§ YOUR GOAL
Exclude images, then output the remaining data verbatim.

########

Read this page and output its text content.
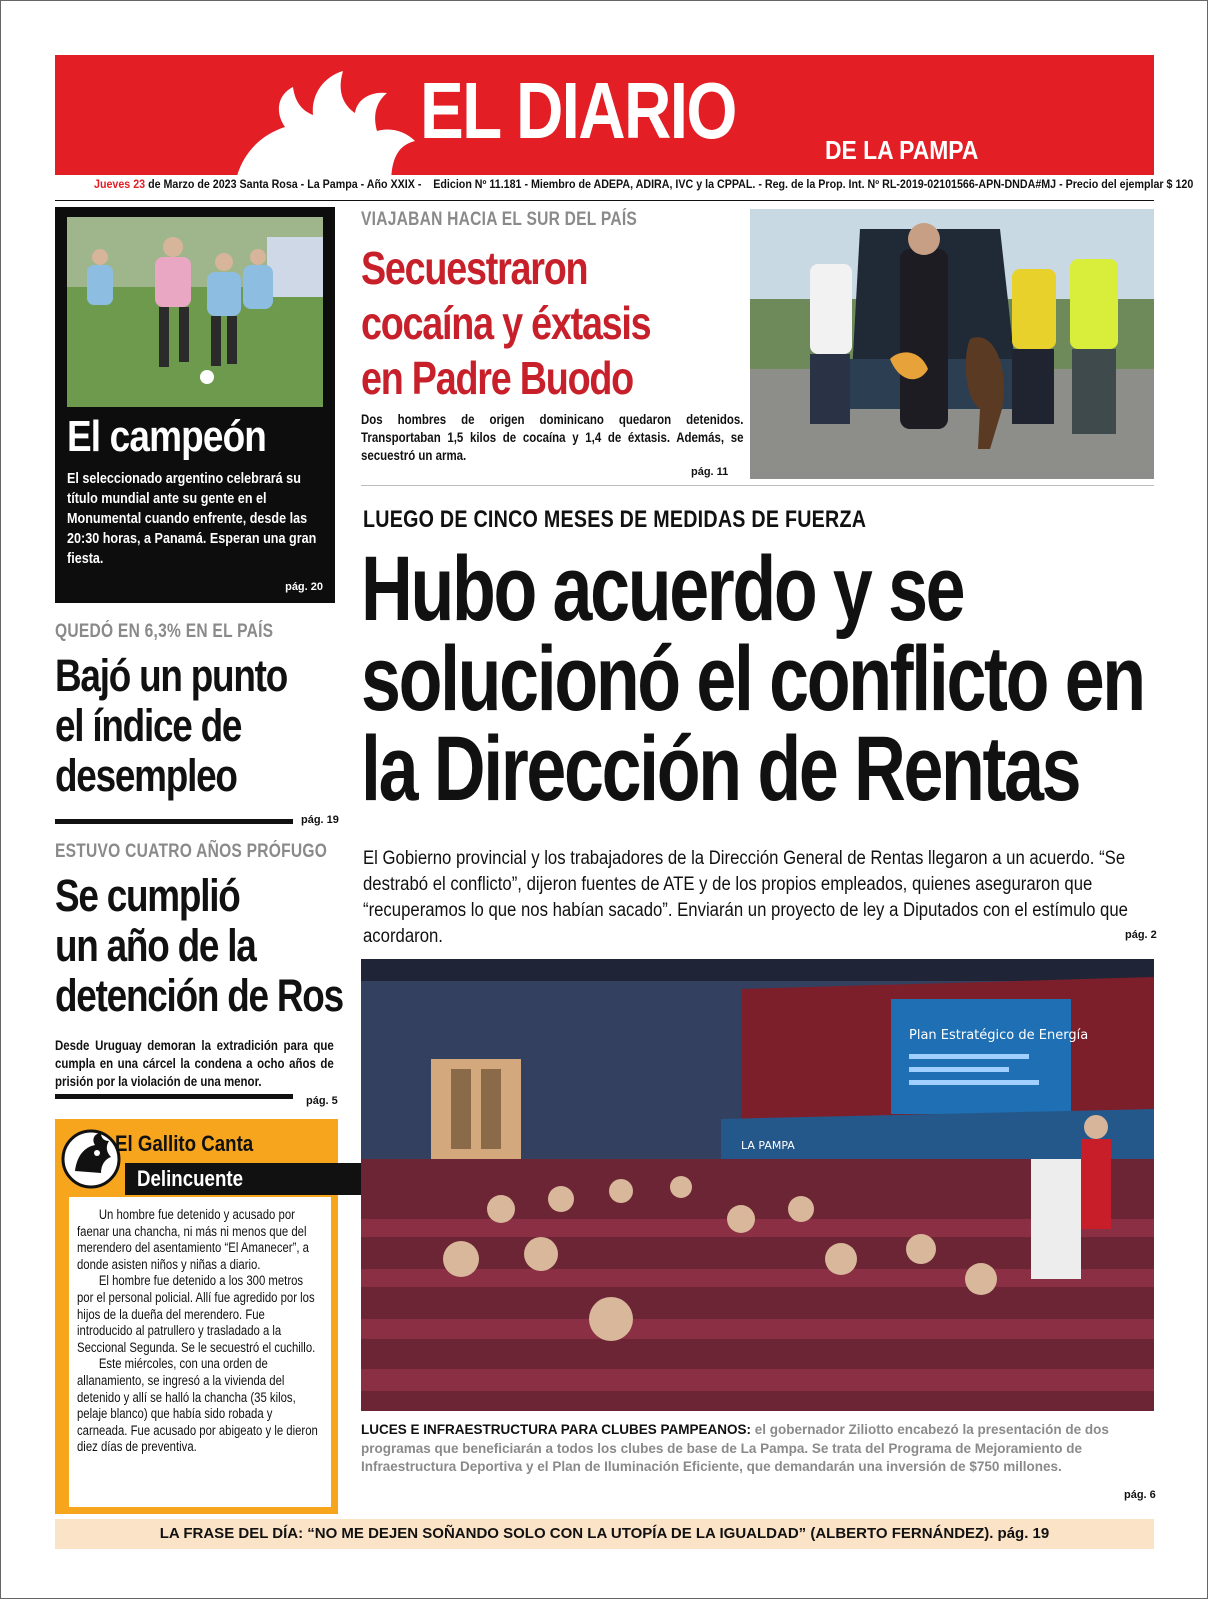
EL DIARIO	DE LA PAMPA
Jueves 23 de Marzo de 2023 Santa Rosa - La Pampa - Año XXIX - Edicion Nº 11.181 - Miembro de ADEPA, ADIRA, IVC y la CPPAL. - Reg. de la Prop. Int. Nº RL-2019-02101566-APN-DNDA#MJ - Precio del ejemplar $ 120
El campeón

El seleccionado argentino celebrará su título mundial ante su gente en el Monumental cuando enfrente, desde las 20:30 horas, a Panamá. Esperan una gran fiesta.

pág. 20
QUEDÓ EN 6,3% EN EL PAÍS
Bajó un punto
el índice de
desempleo
pág. 19
ESTUVO CUATRO AÑOS PRÓFUGO
Se cumplió
un año de la
detención de Ros
Desde Uruguay demoran la extradición para que cumpla en una cárcel la condena a ocho años de prisión por la violación de una menor.
pág. 5
El Gallito Canta
Delincuente

Un hombre fue detenido y acusado por faenar una chancha, ni más ni menos que del merendero del asentamiento “El Amanecer”, a donde asisten niños y niñas a diario.

El hombre fue detenido a los 300 metros por el personal policial. Allí fue agredido por los hijos de la dueña del merendero. Fue introducido al patrullero y trasladado a la Seccional Segunda. Se le secuestró el cuchillo.

Este miércoles, con una orden de allanamiento, se ingresó a la vivienda del detenido y allí se halló la chancha (35 kilos, pelaje blanco) que había sido robada y carneada. Fue acusado por abigeato y le dieron diez días de preventiva.

VIAJABAN HACIA EL SUR DEL PAÍS
Secuestraron
cocaína y éxtasis
en Padre Buodo
Dos hombres de origen dominicano quedaron detenidos. Transportaban 1,5 kilos de cocaína y 1,4 de éxtasis. Además, se secuestró un arma.
pág. 11
LUEGO DE CINCO MESES DE MEDIDAS DE FUERZA
Hubo acuerdo y se
solucionó el conflicto en
la Dirección de Rentas
El Gobierno provincial y los trabajadores de la Dirección General de Rentas llegaron a un acuerdo. “Se destrabó el conflicto”, dijeron fuentes de ATE y de los propios empleados, quienes aseguraron que “recuperamos lo que nos habían sacado”. Enviarán un proyecto de ley a Diputados con el estímulo que acordaron.	pág. 2
Plan Estratégico de Energía
LA PAMPA
LUCES E INFRAESTRUCTURA PARA CLUBES PAMPEANOS: el gobernador Ziliotto encabezó la presentación de dos programas que beneficiarán a todos los clubes de base de La Pampa. Se trata del Programa de Mejoramiento de Infraestructura Deportiva y el Plan de Iluminación Eficiente, que demandarán una inversión de $750 millones.
pág. 6
LA FRASE DEL DÍA: “NO ME DEJEN SOÑANDO SOLO CON LA UTOPÍA DE LA IGUALDAD” (ALBERTO FERNÁNDEZ). pág. 19
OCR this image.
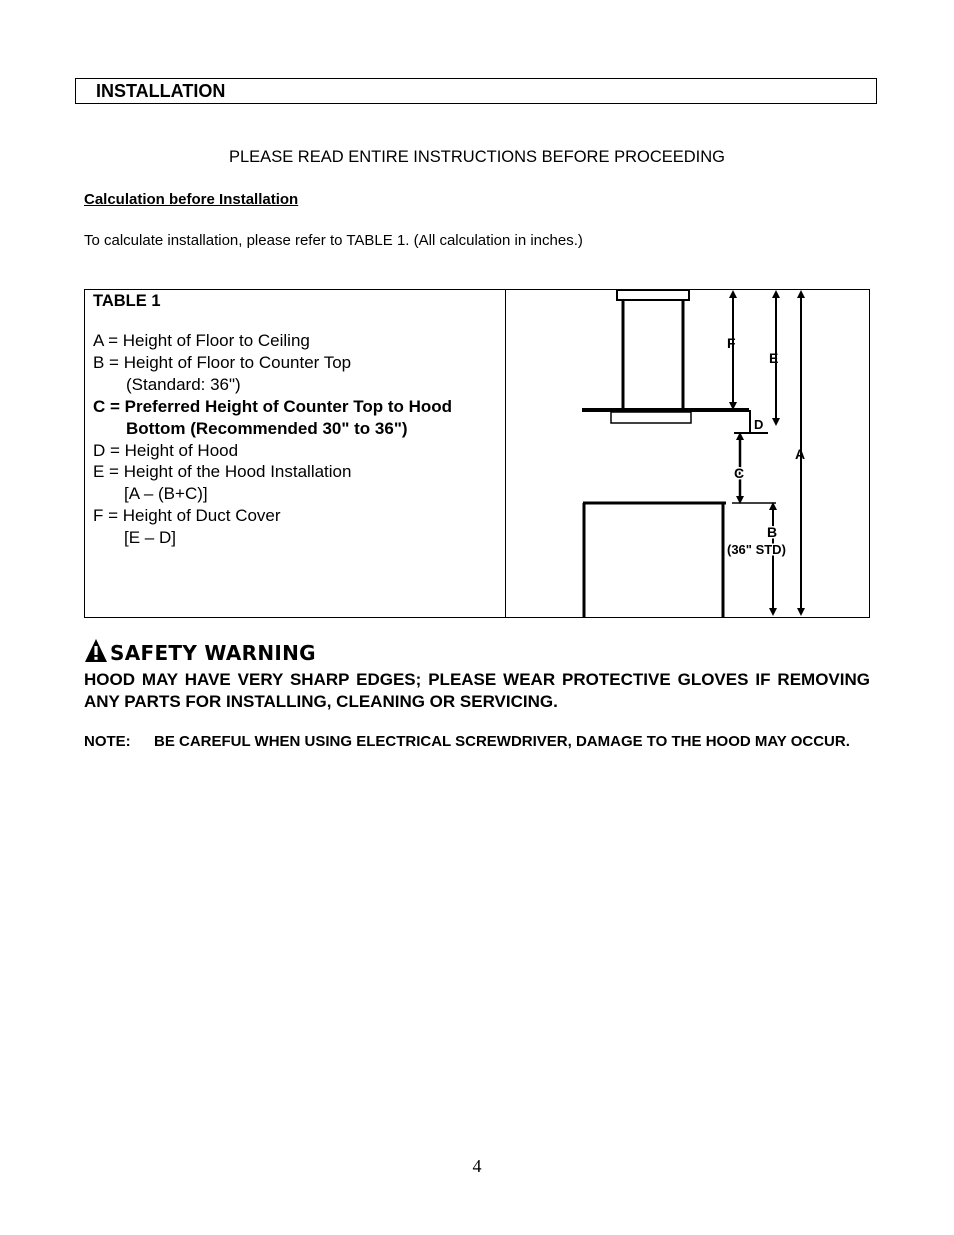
INSTALLATION
PLEASE READ ENTIRE INSTRUCTIONS BEFORE PROCEEDING
Calculation before Installation
To calculate installation, please refer to TABLE 1. (All calculation in inches.)
TABLE 1
A = Height of Floor to Ceiling
B = Height of Floor to Counter Top
(Standard: 36")
C = Preferred Height of Counter Top to Hood
Bottom (Recommended 30" to 36")
D = Height of Hood
E = Height of the Hood Installation
[A – (B+C)]
F = Height of Duct Cover
[E – D]
F
E
A
D
C
B
(36" STD)
SAFETY WARNING
HOOD MAY HAVE VERY SHARP EDGES; PLEASE WEAR PROTECTIVE GLOVES IF REMOVING ANY PARTS FOR INSTALLING, CLEANING OR SERVICING.
NOTE: BE CAREFUL WHEN USING ELECTRICAL SCREWDRIVER, DAMAGE TO THE HOOD MAY OCCUR.
4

########

§ OUTPUT BELOW
Read this page and output its text content.
EL DIARIO	DE LA PAMPA
Jueves 23 de Marzo de 2023 Santa Rosa - La Pampa - Año XXIX - Edicion Nº 11.181 - Miembro de ADEPA, ADIRA, IVC y la CPPAL. - Reg. de la Prop. Int. Nº RL-2019-02101566-APN-DNDA#MJ - Precio del ejemplar $ 120
El campeón

El seleccionado argentino celebrará su título mundial ante su gente en el Monumental cuando enfrente, desde las 20:30 horas, a Panamá. Esperan una gran fiesta.

pág. 20
QUEDÓ EN 6,3% EN EL PAÍS
Bajó un punto
el índice de
desempleo
pág. 19
ESTUVO CUATRO AÑOS PRÓFUGO
Se cumplió
un año de la
detención de Ros
Desde Uruguay demoran la extradición para que cumpla en una cárcel la condena a ocho años de prisión por la violación de una menor.
pág. 5
El Gallito Canta
Delincuente

Un hombre fue detenido y acusado por faenar una chancha, ni más ni menos que del merendero del asentamiento “El Amanecer”, a donde asisten niños y niñas a diario.

El hombre fue detenido a los 300 metros por el personal policial. Allí fue agredido por los hijos de la dueña del merendero. Fue introducido al patrullero y trasladado a la Seccional Segunda. Se le secuestró el cuchillo.

Este miércoles, con una orden de allanamiento, se ingresó a la vivienda del detenido y allí se halló la chancha (35 kilos, pelaje blanco) que había sido robada y carneada. Fue acusado por abigeato y le dieron diez días de preventiva.

VIAJABAN HACIA EL SUR DEL PAÍS
Secuestraron
cocaína y éxtasis
en Padre Buodo
Dos hombres de origen dominicano quedaron detenidos. Transportaban 1,5 kilos de cocaína y 1,4 de éxtasis. Además, se secuestró un arma.
pág. 11
LUEGO DE CINCO MESES DE MEDIDAS DE FUERZA
Hubo acuerdo y se
solucionó el conflicto en
la Dirección de Rentas
El Gobierno provincial y los trabajadores de la Dirección General de Rentas llegaron a un acuerdo. “Se destrabó el conflicto”, dijeron fuentes de ATE y de los propios empleados, quienes aseguraron que “recuperamos lo que nos habían sacado”. Enviarán un proyecto de ley a Diputados con el estímulo que acordaron.	pág. 2
Plan Estratégico de Energía
LA PAMPA
LUCES E INFRAESTRUCTURA PARA CLUBES PAMPEANOS: el gobernador Ziliotto encabezó la presentación de dos programas que beneficiarán a todos los clubes de base de La Pampa. Se trata del Programa de Mejoramiento de Infraestructura Deportiva y el Plan de Iluminación Eficiente, que demandarán una inversión de $750 millones.
pág. 6
LA FRASE DEL DÍA: “NO ME DEJEN SOÑANDO SOLO CON LA UTOPÍA DE LA IGUALDAD” (ALBERTO FERNÁNDEZ). pág. 19
OCR this image.
INSTALLATION
PLEASE READ ENTIRE INSTRUCTIONS BEFORE PROCEEDING
Calculation before Installation
To calculate installation, please refer to TABLE 1. (All calculation in inches.)
TABLE 1
A = Height of Floor to Ceiling
B = Height of Floor to Counter Top
(Standard: 36")
C = Preferred Height of Counter Top to Hood
Bottom (Recommended 30" to 36")
D = Height of Hood
E = Height of the Hood Installation
[A – (B+C)]
F = Height of Duct Cover
[E – D]
F
E
A
D
C
B
(36" STD)
SAFETY WARNING
HOOD MAY HAVE VERY SHARP EDGES; PLEASE WEAR PROTECTIVE GLOVES IF REMOVING ANY PARTS FOR INSTALLING, CLEANING OR SERVICING.
NOTE: BE CAREFUL WHEN USING ELECTRICAL SCREWDRIVER, DAMAGE TO THE HOOD MAY OCCUR.
4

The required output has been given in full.